Collected data
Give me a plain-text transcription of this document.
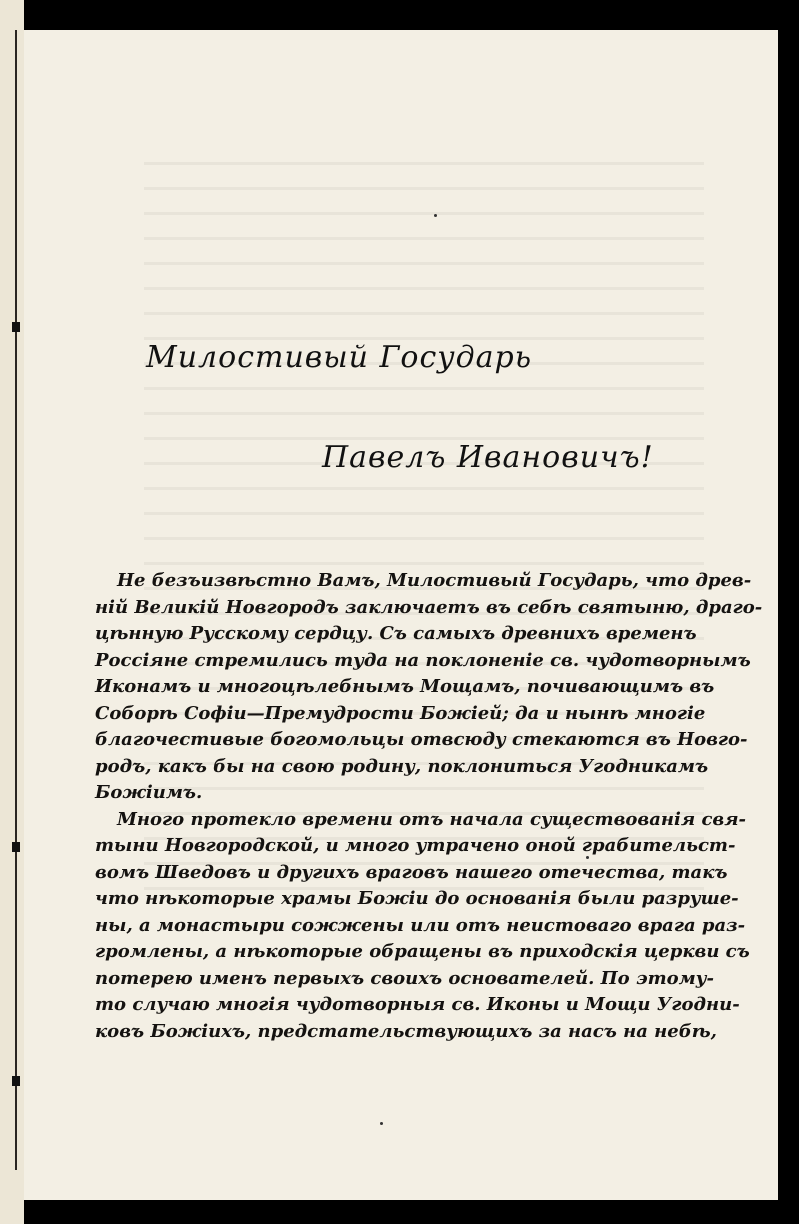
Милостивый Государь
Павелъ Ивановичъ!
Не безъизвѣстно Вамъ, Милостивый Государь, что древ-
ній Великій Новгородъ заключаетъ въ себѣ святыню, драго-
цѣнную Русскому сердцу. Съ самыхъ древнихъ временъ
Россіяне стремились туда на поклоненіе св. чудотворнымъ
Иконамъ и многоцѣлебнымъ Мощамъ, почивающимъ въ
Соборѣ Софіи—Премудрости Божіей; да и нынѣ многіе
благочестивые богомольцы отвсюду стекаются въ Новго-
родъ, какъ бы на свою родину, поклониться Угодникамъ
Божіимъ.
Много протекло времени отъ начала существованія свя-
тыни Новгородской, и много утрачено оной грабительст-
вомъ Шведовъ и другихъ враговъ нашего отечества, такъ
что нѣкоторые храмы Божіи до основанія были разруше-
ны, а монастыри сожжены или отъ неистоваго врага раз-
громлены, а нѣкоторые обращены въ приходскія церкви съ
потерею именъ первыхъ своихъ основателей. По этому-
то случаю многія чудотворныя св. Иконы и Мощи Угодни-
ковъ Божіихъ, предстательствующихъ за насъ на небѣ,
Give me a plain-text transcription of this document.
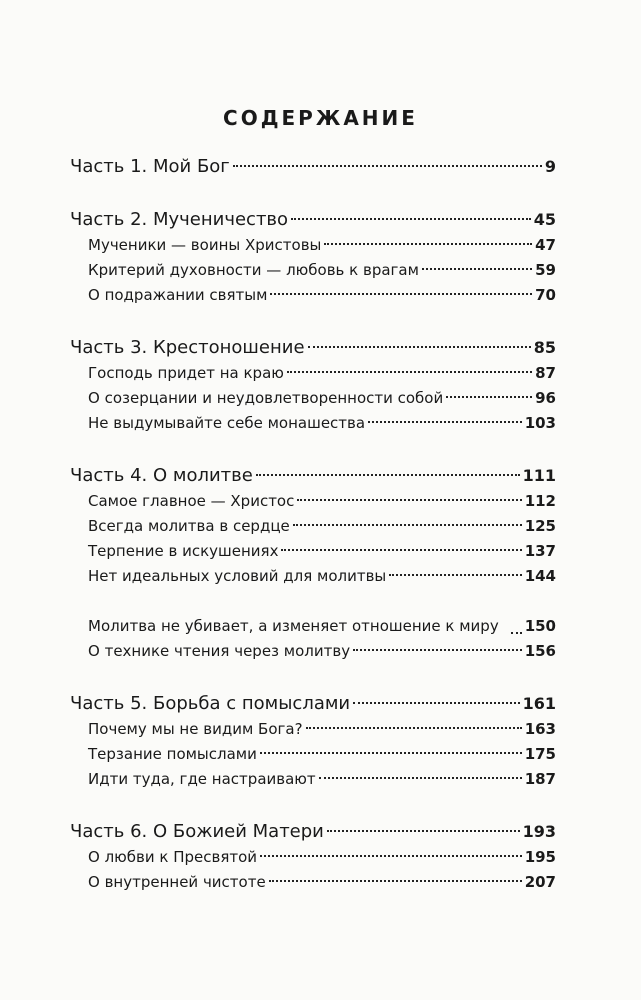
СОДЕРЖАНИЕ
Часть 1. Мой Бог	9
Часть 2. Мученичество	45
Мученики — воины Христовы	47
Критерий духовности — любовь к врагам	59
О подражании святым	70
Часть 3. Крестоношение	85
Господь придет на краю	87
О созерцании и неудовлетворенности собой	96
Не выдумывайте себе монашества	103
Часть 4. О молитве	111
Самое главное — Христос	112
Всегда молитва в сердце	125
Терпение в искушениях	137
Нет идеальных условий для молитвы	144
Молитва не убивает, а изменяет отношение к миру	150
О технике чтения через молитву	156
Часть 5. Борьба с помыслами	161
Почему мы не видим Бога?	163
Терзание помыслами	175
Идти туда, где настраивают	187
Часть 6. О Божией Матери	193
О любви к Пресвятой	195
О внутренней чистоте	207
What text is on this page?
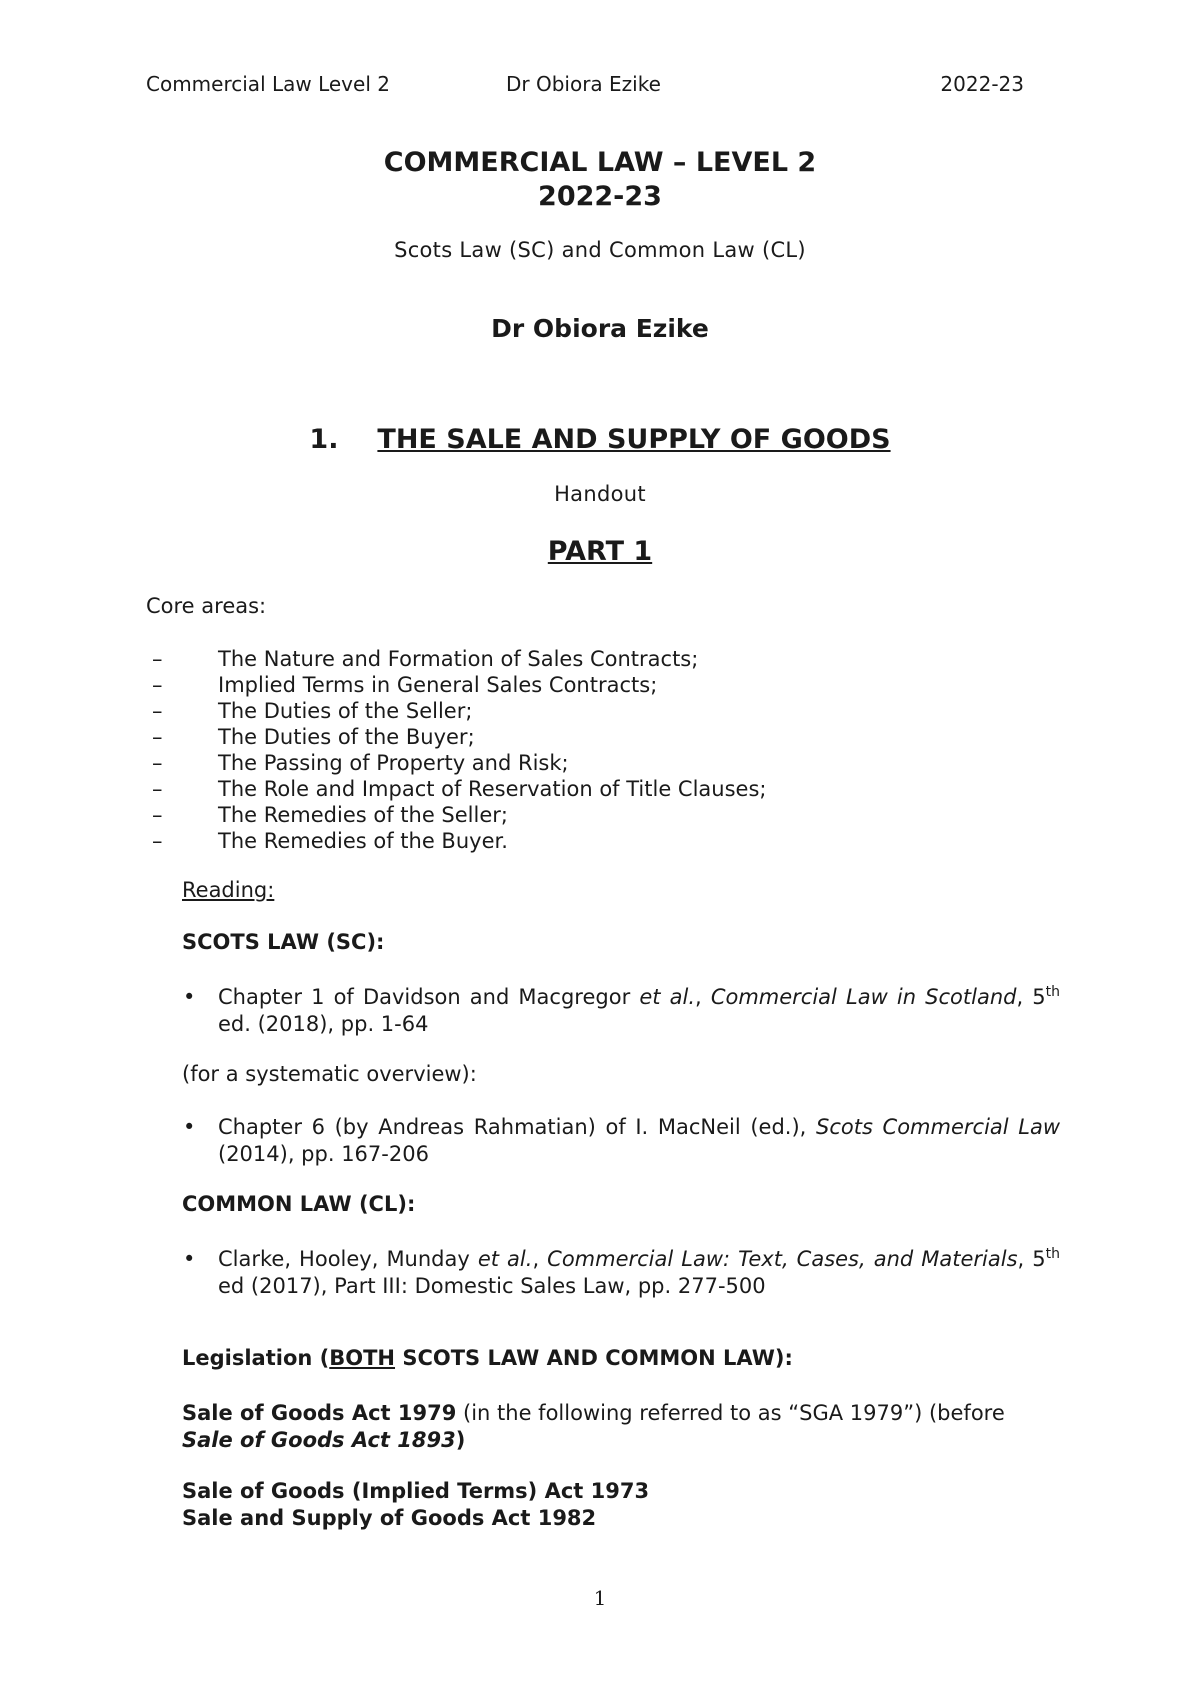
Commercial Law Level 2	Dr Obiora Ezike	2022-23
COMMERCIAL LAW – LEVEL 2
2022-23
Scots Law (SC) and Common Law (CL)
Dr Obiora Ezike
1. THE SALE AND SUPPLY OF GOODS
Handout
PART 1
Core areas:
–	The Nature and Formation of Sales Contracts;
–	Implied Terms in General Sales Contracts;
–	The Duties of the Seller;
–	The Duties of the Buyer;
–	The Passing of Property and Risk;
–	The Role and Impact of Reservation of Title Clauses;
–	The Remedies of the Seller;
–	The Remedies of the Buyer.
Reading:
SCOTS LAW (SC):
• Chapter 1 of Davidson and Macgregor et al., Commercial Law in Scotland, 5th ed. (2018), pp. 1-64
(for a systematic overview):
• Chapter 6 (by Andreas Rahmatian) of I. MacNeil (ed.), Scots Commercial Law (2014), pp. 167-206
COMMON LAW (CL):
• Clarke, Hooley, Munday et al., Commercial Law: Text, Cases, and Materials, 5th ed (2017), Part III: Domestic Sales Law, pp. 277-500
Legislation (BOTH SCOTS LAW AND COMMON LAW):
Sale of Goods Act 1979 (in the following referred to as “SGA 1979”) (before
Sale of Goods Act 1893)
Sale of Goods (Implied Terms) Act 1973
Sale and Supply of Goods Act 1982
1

> Exercise instructions: State the number of lines holding the word "Terms" in the listing. Add nothing else.

> Written answer: 2